Some records
* begin *

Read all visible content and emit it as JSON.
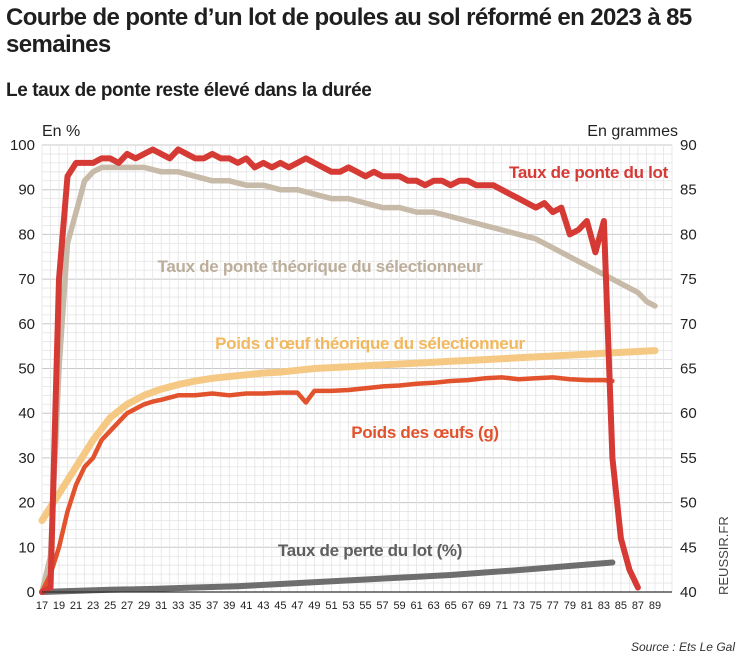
{
  "title": "Courbe de ponte d’un lot de poules au sol réformé en 2023 à 85 semaines",
  "subtitle": "Le taux de ponte reste élevé dans la durée",
  "source": "Source : Ets Le Gal",
  "watermark": "REUSSIR.FR",
  "colors": {
    "taux_ponte_lot": "#d63a35",
    "taux_ponte_theorique": "#c7baa8",
    "poids_oeuf_theorique": "#f5c983",
    "poids_oeufs": "#e2522c",
    "taux_perte": "#6e6e6e",
    "grid_fine": "#e4e4e4",
    "grid_major": "#c8c8c8"
  },
  "chart_data": {
    "type": "line",
    "title": "Courbe de ponte d’un lot de poules au sol réformé en 2023 à 85 semaines",
    "subtitle": "Le taux de ponte reste élevé dans la durée",
    "ylabel": "En %",
    "y2label": "En grammes",
    "xlim": [
      17,
      91
    ],
    "ylim": [
      0,
      100
    ],
    "y2lim": [
      40,
      90
    ],
    "grid": true,
    "xticks": [
      "17",
      "19",
      "21",
      "23",
      "25",
      "27",
      "29",
      "31",
      "33",
      "35",
      "37",
      "39",
      "41",
      "43",
      "45",
      "47",
      "49",
      "51",
      "53",
      "55",
      "57",
      "59",
      "61",
      "63",
      "65",
      "67",
      "69",
      "71",
      "73",
      "75",
      "77",
      "79",
      "81",
      "83",
      "85",
      "87",
      "89"
    ],
    "yticks": [
      "0",
      "10",
      "20",
      "30",
      "40",
      "50",
      "60",
      "70",
      "80",
      "90",
      "100"
    ],
    "y2ticks": [
      "40",
      "45",
      "50",
      "55",
      "60",
      "65",
      "70",
      "75",
      "80",
      "85",
      "90"
    ],
    "series": [
      {
        "name": "Taux de ponte du lot",
        "axis": "left",
        "points": [
          [
            17,
            0
          ],
          [
            18,
            1
          ],
          [
            19,
            70
          ],
          [
            20,
            93
          ],
          [
            21,
            96
          ],
          [
            22,
            96
          ],
          [
            23,
            96
          ],
          [
            24,
            97
          ],
          [
            25,
            97
          ],
          [
            26,
            96
          ],
          [
            27,
            98
          ],
          [
            28,
            97
          ],
          [
            29,
            98
          ],
          [
            30,
            99
          ],
          [
            31,
            98
          ],
          [
            32,
            97
          ],
          [
            33,
            99
          ],
          [
            34,
            98
          ],
          [
            35,
            97
          ],
          [
            36,
            97
          ],
          [
            37,
            98
          ],
          [
            38,
            97
          ],
          [
            39,
            97
          ],
          [
            40,
            96
          ],
          [
            41,
            97
          ],
          [
            42,
            95
          ],
          [
            43,
            96
          ],
          [
            44,
            95
          ],
          [
            45,
            96
          ],
          [
            46,
            95
          ],
          [
            47,
            96
          ],
          [
            48,
            97
          ],
          [
            49,
            96
          ],
          [
            50,
            95
          ],
          [
            51,
            94
          ],
          [
            52,
            94
          ],
          [
            53,
            95
          ],
          [
            54,
            94
          ],
          [
            55,
            93
          ],
          [
            56,
            94
          ],
          [
            57,
            93
          ],
          [
            58,
            93
          ],
          [
            59,
            93
          ],
          [
            60,
            92
          ],
          [
            61,
            92
          ],
          [
            62,
            91
          ],
          [
            63,
            92
          ],
          [
            64,
            92
          ],
          [
            65,
            91
          ],
          [
            66,
            92
          ],
          [
            67,
            92
          ],
          [
            68,
            91
          ],
          [
            69,
            91
          ],
          [
            70,
            91
          ],
          [
            71,
            90
          ],
          [
            72,
            89
          ],
          [
            73,
            88
          ],
          [
            74,
            87
          ],
          [
            75,
            86
          ],
          [
            76,
            87
          ],
          [
            77,
            85
          ],
          [
            78,
            86
          ],
          [
            79,
            80
          ],
          [
            80,
            81
          ],
          [
            81,
            83
          ],
          [
            82,
            76
          ],
          [
            83,
            83
          ],
          [
            84,
            30
          ],
          [
            85,
            12
          ],
          [
            86,
            5
          ],
          [
            87,
            1
          ]
        ]
      },
      {
        "name": "Taux de ponte théorique du sélectionneur",
        "axis": "left",
        "points": [
          [
            17,
            0
          ],
          [
            18,
            8
          ],
          [
            19,
            50
          ],
          [
            20,
            78
          ],
          [
            21,
            85
          ],
          [
            22,
            92
          ],
          [
            23,
            94
          ],
          [
            24,
            95
          ],
          [
            25,
            95
          ],
          [
            27,
            95
          ],
          [
            29,
            95
          ],
          [
            31,
            94
          ],
          [
            33,
            94
          ],
          [
            35,
            93
          ],
          [
            37,
            92
          ],
          [
            39,
            92
          ],
          [
            41,
            91
          ],
          [
            43,
            91
          ],
          [
            45,
            90
          ],
          [
            47,
            90
          ],
          [
            49,
            89
          ],
          [
            51,
            88
          ],
          [
            53,
            88
          ],
          [
            55,
            87
          ],
          [
            57,
            86
          ],
          [
            59,
            86
          ],
          [
            61,
            85
          ],
          [
            63,
            85
          ],
          [
            65,
            84
          ],
          [
            67,
            83
          ],
          [
            69,
            82
          ],
          [
            71,
            81
          ],
          [
            73,
            80
          ],
          [
            75,
            79
          ],
          [
            77,
            77
          ],
          [
            79,
            75
          ],
          [
            81,
            73
          ],
          [
            83,
            71
          ],
          [
            85,
            69
          ],
          [
            87,
            67
          ],
          [
            88,
            65
          ],
          [
            89,
            64
          ]
        ]
      },
      {
        "name": "Poids d’œuf théorique du sélectionneur",
        "axis": "right",
        "points": [
          [
            17,
            48
          ],
          [
            19,
            51
          ],
          [
            21,
            54
          ],
          [
            23,
            57
          ],
          [
            25,
            59.5
          ],
          [
            27,
            61
          ],
          [
            29,
            62
          ],
          [
            31,
            62.7
          ],
          [
            33,
            63.2
          ],
          [
            35,
            63.6
          ],
          [
            37,
            63.9
          ],
          [
            39,
            64.1
          ],
          [
            41,
            64.3
          ],
          [
            43,
            64.5
          ],
          [
            45,
            64.6
          ],
          [
            47,
            64.8
          ],
          [
            49,
            65
          ],
          [
            51,
            65.1
          ],
          [
            53,
            65.2
          ],
          [
            55,
            65.3
          ],
          [
            57,
            65.4
          ],
          [
            59,
            65.5
          ],
          [
            61,
            65.6
          ],
          [
            63,
            65.7
          ],
          [
            65,
            65.8
          ],
          [
            67,
            65.9
          ],
          [
            69,
            66
          ],
          [
            71,
            66.1
          ],
          [
            73,
            66.2
          ],
          [
            75,
            66.3
          ],
          [
            77,
            66.4
          ],
          [
            79,
            66.5
          ],
          [
            81,
            66.6
          ],
          [
            83,
            66.7
          ],
          [
            85,
            66.8
          ],
          [
            87,
            66.9
          ],
          [
            89,
            67
          ]
        ]
      },
      {
        "name": "Poids des œufs (g)",
        "axis": "right",
        "points": [
          [
            17,
            40
          ],
          [
            18,
            42
          ],
          [
            19,
            45
          ],
          [
            20,
            49
          ],
          [
            21,
            52
          ],
          [
            22,
            54
          ],
          [
            23,
            55
          ],
          [
            24,
            57
          ],
          [
            25,
            58
          ],
          [
            26,
            59
          ],
          [
            27,
            60
          ],
          [
            28,
            60.5
          ],
          [
            29,
            61
          ],
          [
            30,
            61.3
          ],
          [
            31,
            61.5
          ],
          [
            33,
            62
          ],
          [
            35,
            62
          ],
          [
            37,
            62.2
          ],
          [
            39,
            62
          ],
          [
            41,
            62.2
          ],
          [
            43,
            62.2
          ],
          [
            45,
            62.3
          ],
          [
            47,
            62.3
          ],
          [
            48,
            61.2
          ],
          [
            49,
            62.5
          ],
          [
            51,
            62.5
          ],
          [
            53,
            62.6
          ],
          [
            55,
            62.8
          ],
          [
            57,
            63
          ],
          [
            59,
            63.1
          ],
          [
            61,
            63.3
          ],
          [
            63,
            63.4
          ],
          [
            65,
            63.6
          ],
          [
            67,
            63.7
          ],
          [
            69,
            63.9
          ],
          [
            71,
            64
          ],
          [
            73,
            63.8
          ],
          [
            75,
            63.9
          ],
          [
            77,
            64
          ],
          [
            79,
            63.8
          ],
          [
            81,
            63.7
          ],
          [
            83,
            63.7
          ],
          [
            84,
            63.6
          ]
        ]
      },
      {
        "name": "Taux de perte du lot (%)",
        "axis": "left",
        "points": [
          [
            17,
            0
          ],
          [
            20,
            0.2
          ],
          [
            25,
            0.5
          ],
          [
            30,
            0.7
          ],
          [
            35,
            1
          ],
          [
            40,
            1.3
          ],
          [
            45,
            1.8
          ],
          [
            50,
            2.3
          ],
          [
            55,
            2.8
          ],
          [
            60,
            3.3
          ],
          [
            65,
            3.8
          ],
          [
            70,
            4.5
          ],
          [
            75,
            5.2
          ],
          [
            80,
            6
          ],
          [
            84,
            6.6
          ]
        ]
      }
    ],
    "labels": [
      {
        "series": 0,
        "text": "Taux de ponte du lot"
      },
      {
        "series": 1,
        "text": "Taux de ponte théorique du sélectionneur"
      },
      {
        "series": 2,
        "text": "Poids d’œuf théorique du sélectionneur"
      },
      {
        "series": 3,
        "text": "Poids des œufs (g)"
      },
      {
        "series": 4,
        "text": "Taux de perte du lot (%)"
      }
    ]
  }
}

* end *

▶ **WRITTEN TASK**: Show all lines from the data above in which the word "series" appears.

▶ **ANSWER BELOW**:
    "series": [
        "series": 0,
        "series": 1,
        "series": 2,
        "series": 3,
        "series": 4,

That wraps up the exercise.